Check each line of the records below and collect those holding "legend".

▶ _Supplied data_:
# # # # #

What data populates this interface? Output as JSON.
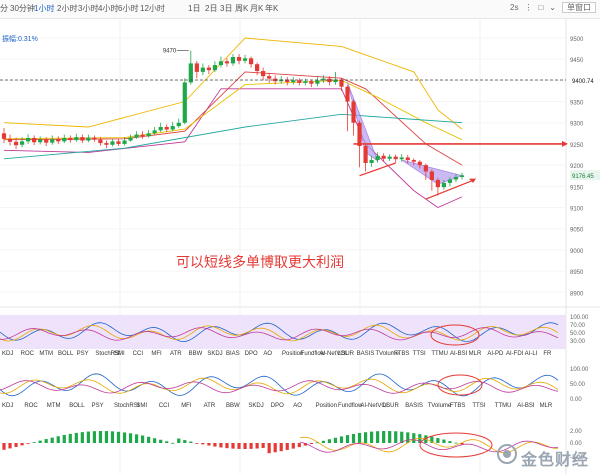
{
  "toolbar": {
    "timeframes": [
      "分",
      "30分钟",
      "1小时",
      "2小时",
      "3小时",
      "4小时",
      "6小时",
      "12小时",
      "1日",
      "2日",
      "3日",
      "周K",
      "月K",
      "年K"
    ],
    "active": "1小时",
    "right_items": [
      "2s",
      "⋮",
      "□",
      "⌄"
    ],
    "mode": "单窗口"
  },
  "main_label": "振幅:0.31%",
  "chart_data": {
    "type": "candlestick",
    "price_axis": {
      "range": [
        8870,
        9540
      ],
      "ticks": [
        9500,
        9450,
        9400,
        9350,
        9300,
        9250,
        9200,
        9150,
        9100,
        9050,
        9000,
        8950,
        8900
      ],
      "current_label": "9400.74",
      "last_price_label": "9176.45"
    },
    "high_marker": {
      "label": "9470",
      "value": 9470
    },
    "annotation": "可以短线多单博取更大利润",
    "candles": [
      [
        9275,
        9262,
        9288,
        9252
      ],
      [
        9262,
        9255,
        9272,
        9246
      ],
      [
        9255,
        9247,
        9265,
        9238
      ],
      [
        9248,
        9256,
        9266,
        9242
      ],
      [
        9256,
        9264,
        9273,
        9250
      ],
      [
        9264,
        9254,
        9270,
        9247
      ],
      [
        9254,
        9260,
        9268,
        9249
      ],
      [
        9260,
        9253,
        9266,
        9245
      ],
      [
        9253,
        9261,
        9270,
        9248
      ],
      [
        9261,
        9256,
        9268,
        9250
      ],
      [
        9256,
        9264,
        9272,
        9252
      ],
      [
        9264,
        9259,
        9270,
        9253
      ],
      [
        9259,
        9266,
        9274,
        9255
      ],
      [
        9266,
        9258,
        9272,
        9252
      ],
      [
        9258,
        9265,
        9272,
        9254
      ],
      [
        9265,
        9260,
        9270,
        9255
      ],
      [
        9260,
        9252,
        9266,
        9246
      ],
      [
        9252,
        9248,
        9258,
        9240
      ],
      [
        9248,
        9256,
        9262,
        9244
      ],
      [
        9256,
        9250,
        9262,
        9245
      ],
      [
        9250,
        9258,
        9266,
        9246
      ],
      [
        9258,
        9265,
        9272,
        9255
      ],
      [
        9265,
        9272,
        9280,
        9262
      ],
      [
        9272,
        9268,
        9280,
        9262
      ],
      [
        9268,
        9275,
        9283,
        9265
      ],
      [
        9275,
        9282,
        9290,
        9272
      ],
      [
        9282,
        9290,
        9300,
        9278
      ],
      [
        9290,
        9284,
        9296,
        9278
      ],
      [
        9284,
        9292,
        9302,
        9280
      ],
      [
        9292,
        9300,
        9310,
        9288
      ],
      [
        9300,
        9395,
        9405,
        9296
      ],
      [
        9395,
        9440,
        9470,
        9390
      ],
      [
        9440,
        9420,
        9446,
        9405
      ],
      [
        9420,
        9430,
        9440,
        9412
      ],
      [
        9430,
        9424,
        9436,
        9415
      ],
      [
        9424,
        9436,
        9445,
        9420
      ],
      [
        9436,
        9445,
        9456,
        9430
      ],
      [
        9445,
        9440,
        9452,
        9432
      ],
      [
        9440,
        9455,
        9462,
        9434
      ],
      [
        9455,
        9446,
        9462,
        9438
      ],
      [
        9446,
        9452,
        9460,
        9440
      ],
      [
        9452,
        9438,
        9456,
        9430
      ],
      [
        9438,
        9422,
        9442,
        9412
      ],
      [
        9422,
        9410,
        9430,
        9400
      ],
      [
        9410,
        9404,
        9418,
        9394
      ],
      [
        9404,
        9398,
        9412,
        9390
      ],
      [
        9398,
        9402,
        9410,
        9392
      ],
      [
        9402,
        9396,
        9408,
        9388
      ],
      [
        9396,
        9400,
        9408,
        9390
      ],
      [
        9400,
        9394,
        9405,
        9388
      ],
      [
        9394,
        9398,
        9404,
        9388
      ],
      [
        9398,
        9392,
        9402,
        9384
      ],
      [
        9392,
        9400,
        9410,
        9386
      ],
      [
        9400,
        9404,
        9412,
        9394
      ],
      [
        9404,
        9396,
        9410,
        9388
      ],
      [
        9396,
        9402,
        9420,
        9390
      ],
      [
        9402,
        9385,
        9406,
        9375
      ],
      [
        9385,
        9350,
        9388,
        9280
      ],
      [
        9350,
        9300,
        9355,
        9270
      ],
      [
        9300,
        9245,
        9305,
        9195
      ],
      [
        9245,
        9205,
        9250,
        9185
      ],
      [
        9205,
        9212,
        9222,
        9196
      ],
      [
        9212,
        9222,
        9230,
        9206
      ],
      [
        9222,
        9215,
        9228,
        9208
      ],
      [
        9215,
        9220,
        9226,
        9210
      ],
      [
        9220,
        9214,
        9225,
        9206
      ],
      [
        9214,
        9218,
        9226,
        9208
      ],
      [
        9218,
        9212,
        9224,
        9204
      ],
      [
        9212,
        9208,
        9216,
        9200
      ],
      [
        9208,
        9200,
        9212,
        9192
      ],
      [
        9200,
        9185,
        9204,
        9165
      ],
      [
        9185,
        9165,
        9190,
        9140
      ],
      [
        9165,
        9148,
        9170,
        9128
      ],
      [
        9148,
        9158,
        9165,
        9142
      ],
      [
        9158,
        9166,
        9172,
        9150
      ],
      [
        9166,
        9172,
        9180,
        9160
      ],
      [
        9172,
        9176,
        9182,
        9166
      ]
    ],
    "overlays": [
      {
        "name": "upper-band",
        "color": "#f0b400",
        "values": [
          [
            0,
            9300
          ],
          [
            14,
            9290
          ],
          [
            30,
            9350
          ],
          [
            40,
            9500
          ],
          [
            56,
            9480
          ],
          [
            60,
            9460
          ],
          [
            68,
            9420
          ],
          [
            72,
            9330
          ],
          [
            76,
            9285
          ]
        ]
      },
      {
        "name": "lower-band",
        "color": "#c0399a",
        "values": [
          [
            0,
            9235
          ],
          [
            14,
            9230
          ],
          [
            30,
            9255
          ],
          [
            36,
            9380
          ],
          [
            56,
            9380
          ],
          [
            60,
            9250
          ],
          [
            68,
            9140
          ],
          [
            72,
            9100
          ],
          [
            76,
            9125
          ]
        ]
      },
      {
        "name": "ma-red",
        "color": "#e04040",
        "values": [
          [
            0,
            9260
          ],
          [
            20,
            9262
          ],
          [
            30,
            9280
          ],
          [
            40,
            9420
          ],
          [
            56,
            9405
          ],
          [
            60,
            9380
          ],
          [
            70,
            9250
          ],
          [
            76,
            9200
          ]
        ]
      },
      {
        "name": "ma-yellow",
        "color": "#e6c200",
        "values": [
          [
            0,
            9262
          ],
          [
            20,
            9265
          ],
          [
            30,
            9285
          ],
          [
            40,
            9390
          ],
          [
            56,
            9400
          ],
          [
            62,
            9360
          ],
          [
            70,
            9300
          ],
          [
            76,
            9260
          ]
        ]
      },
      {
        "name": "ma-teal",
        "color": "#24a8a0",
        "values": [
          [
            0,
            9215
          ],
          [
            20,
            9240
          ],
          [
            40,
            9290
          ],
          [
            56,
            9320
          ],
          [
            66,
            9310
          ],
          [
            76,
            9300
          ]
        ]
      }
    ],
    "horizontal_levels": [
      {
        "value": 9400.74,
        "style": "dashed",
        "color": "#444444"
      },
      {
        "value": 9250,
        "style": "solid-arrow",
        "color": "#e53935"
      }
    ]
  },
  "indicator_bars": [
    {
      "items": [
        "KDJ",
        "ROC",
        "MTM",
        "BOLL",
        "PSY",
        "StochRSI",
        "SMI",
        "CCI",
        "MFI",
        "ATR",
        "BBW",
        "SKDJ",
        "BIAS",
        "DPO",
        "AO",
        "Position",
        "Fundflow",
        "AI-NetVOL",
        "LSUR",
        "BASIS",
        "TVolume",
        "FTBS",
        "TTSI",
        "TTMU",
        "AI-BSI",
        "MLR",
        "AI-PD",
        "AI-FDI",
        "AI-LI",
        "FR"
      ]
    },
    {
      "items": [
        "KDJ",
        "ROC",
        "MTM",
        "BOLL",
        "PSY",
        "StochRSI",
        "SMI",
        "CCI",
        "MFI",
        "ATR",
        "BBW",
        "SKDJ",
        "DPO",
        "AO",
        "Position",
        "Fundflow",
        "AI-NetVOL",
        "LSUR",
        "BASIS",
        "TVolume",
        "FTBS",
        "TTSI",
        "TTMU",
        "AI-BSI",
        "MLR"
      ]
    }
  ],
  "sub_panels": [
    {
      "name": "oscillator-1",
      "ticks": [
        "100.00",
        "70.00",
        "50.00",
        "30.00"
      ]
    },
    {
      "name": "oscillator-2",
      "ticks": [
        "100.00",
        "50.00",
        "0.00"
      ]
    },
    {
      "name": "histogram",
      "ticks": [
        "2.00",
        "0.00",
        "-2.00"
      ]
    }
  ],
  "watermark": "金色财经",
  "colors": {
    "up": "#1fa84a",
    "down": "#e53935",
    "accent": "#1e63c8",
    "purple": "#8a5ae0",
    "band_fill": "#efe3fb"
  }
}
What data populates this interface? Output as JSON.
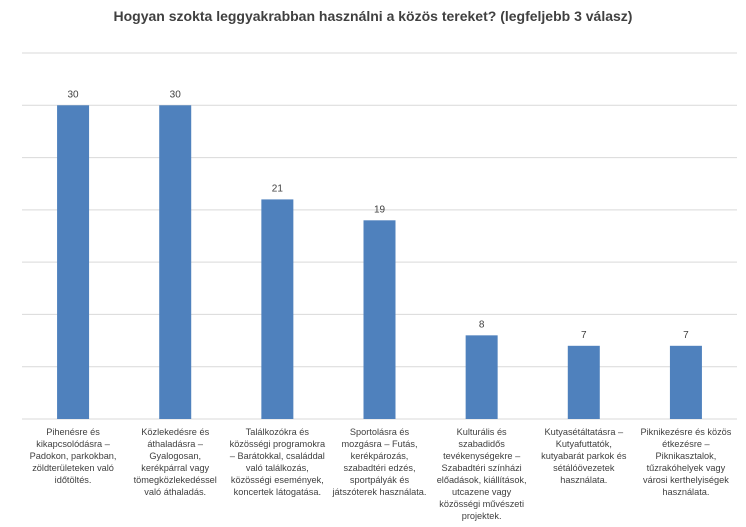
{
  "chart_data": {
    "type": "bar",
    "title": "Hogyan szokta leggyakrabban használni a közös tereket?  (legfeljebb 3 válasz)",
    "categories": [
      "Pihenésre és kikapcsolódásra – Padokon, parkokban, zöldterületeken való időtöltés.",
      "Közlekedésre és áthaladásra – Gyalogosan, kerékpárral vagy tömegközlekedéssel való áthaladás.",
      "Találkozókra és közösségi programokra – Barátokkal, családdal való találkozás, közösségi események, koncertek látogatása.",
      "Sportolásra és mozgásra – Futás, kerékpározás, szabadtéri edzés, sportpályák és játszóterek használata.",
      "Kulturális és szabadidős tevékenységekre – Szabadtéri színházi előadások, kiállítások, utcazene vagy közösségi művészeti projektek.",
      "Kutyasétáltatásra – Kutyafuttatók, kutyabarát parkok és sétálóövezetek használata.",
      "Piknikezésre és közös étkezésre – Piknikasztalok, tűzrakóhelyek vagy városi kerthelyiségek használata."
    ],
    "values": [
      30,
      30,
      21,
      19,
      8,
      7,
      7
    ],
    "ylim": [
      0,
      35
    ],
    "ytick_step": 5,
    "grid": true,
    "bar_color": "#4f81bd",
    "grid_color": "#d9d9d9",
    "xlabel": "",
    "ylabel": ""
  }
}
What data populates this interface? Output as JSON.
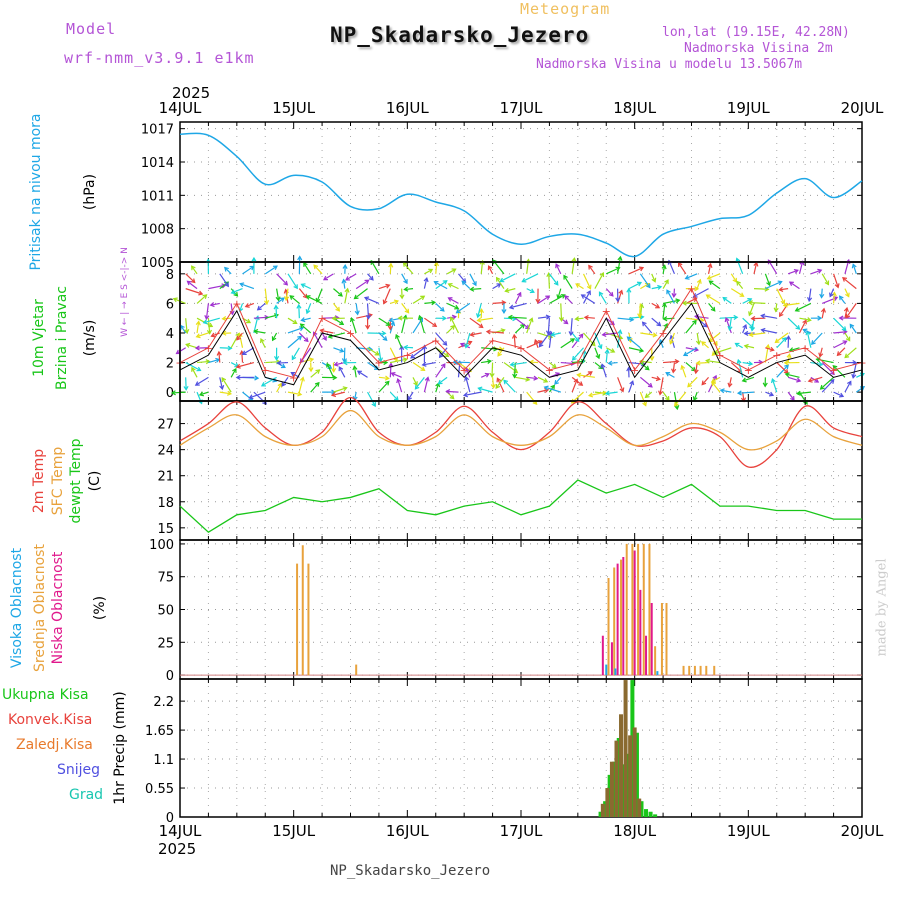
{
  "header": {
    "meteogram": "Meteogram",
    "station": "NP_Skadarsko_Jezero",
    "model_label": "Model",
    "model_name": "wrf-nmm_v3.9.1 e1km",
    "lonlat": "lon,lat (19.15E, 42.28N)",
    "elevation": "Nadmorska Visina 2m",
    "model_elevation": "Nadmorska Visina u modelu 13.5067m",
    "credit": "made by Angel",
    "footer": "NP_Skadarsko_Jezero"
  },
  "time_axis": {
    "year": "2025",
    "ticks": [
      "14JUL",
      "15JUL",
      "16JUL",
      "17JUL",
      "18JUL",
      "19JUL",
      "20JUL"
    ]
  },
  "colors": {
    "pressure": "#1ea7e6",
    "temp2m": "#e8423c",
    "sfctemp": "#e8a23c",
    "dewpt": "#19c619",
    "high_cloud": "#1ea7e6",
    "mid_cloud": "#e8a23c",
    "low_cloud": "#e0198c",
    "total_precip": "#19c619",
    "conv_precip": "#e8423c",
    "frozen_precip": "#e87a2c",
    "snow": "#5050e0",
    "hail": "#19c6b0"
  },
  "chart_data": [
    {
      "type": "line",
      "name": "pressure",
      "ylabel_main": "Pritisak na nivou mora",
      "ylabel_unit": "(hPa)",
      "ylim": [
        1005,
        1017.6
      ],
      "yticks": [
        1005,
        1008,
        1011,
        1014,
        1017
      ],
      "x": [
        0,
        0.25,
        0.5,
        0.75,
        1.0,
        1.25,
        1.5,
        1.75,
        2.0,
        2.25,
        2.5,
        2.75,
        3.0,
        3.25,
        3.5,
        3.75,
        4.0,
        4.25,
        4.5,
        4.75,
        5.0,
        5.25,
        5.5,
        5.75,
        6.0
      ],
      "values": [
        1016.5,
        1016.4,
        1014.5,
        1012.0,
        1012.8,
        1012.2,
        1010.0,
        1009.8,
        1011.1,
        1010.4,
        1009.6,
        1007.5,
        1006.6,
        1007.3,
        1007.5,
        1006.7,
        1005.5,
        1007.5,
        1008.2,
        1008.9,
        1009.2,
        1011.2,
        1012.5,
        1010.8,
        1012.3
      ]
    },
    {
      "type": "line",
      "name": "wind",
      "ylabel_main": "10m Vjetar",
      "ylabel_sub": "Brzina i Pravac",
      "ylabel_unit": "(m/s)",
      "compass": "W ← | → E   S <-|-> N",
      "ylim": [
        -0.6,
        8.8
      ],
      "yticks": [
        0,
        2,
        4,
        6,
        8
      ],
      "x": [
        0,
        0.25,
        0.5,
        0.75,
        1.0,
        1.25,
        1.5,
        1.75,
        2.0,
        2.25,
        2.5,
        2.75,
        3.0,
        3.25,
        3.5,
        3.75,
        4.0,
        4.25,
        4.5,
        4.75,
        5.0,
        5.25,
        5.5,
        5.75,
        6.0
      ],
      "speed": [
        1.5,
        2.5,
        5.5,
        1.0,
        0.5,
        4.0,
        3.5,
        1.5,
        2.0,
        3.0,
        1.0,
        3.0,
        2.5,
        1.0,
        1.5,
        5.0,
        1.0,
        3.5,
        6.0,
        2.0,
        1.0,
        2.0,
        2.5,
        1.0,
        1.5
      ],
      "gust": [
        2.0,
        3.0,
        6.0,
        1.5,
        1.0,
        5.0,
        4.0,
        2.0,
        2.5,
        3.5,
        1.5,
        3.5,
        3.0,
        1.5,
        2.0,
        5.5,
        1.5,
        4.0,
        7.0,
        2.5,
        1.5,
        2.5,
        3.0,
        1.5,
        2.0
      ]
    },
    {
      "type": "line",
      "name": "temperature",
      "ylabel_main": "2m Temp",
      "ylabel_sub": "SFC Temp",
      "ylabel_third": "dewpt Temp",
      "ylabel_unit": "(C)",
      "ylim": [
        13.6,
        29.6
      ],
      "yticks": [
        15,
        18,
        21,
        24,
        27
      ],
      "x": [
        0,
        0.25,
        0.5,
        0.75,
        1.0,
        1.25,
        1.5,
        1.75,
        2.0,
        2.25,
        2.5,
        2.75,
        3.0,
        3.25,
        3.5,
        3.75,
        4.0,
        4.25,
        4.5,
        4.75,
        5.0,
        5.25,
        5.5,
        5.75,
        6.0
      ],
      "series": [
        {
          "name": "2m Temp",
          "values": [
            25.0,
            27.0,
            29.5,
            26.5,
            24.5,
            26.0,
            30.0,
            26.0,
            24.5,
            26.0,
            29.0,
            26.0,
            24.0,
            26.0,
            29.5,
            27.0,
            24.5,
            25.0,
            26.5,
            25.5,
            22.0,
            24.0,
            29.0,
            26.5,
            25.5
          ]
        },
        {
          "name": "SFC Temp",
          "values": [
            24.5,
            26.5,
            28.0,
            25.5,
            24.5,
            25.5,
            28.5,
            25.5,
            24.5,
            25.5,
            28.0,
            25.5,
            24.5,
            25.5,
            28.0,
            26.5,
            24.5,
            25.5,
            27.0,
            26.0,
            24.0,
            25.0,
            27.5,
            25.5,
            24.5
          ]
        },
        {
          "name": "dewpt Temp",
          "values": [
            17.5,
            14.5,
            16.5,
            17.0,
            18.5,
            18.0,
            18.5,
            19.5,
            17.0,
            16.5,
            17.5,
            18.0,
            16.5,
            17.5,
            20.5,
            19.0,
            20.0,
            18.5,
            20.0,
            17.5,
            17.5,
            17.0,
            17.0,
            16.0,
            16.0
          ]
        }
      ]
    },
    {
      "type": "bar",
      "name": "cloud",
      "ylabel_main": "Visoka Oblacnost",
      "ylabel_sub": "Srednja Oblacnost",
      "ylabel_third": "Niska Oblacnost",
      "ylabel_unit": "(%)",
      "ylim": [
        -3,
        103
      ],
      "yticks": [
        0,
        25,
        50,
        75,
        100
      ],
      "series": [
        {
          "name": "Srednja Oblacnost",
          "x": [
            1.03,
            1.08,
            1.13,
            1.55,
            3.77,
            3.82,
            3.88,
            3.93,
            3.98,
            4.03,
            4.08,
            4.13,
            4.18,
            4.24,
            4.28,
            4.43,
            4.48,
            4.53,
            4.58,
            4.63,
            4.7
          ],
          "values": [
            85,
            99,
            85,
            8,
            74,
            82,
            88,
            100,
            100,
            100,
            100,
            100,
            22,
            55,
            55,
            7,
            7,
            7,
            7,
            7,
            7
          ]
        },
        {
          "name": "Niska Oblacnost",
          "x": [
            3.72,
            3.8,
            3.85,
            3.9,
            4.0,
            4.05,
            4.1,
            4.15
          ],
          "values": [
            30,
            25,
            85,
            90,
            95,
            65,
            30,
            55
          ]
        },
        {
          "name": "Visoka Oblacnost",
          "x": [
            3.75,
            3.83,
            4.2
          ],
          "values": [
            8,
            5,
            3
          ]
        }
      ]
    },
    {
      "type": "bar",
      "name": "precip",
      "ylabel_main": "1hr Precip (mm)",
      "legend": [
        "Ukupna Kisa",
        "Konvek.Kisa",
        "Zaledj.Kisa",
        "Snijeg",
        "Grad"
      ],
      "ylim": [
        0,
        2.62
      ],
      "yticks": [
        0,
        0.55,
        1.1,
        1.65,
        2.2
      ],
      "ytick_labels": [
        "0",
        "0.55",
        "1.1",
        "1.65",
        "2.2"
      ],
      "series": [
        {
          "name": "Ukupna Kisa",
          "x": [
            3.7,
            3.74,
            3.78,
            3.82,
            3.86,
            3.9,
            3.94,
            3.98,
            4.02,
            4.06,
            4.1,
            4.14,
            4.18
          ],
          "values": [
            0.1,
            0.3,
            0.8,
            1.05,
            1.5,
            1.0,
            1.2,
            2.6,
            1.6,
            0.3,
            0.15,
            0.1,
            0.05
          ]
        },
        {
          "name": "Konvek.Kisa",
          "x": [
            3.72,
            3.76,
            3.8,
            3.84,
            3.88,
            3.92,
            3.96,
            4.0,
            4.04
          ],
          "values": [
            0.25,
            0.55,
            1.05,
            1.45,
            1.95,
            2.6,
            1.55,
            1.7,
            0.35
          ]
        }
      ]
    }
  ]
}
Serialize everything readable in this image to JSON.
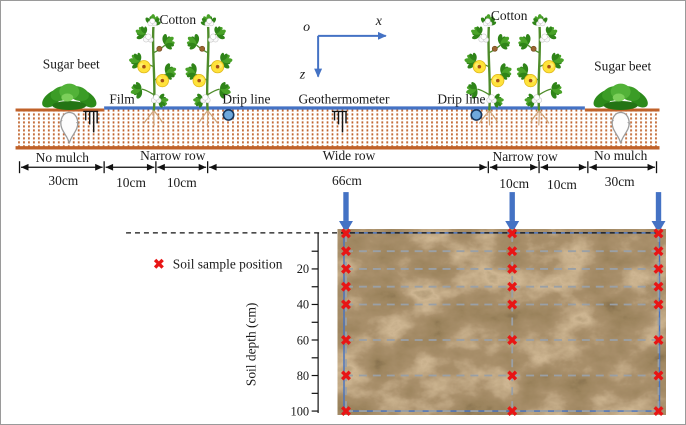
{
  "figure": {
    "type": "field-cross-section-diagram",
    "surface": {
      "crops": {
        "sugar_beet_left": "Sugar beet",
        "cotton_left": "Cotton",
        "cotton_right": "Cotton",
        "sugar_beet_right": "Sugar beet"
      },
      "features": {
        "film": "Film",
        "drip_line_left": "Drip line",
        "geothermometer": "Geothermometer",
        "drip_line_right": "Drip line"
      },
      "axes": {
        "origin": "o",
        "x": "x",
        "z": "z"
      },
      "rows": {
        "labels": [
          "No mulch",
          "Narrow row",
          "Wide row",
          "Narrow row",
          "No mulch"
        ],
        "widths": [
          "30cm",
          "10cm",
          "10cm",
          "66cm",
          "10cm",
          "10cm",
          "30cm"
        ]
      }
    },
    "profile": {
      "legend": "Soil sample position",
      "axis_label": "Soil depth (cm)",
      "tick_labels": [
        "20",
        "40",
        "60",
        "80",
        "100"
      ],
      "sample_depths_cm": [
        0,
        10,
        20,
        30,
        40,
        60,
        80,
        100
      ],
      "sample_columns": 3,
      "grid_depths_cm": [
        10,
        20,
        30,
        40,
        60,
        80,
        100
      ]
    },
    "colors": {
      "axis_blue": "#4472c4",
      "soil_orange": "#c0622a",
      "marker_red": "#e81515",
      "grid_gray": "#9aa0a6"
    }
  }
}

# # # # #

▶ _Correct output_:
      "legend": [
      "legend": "Soil sample position",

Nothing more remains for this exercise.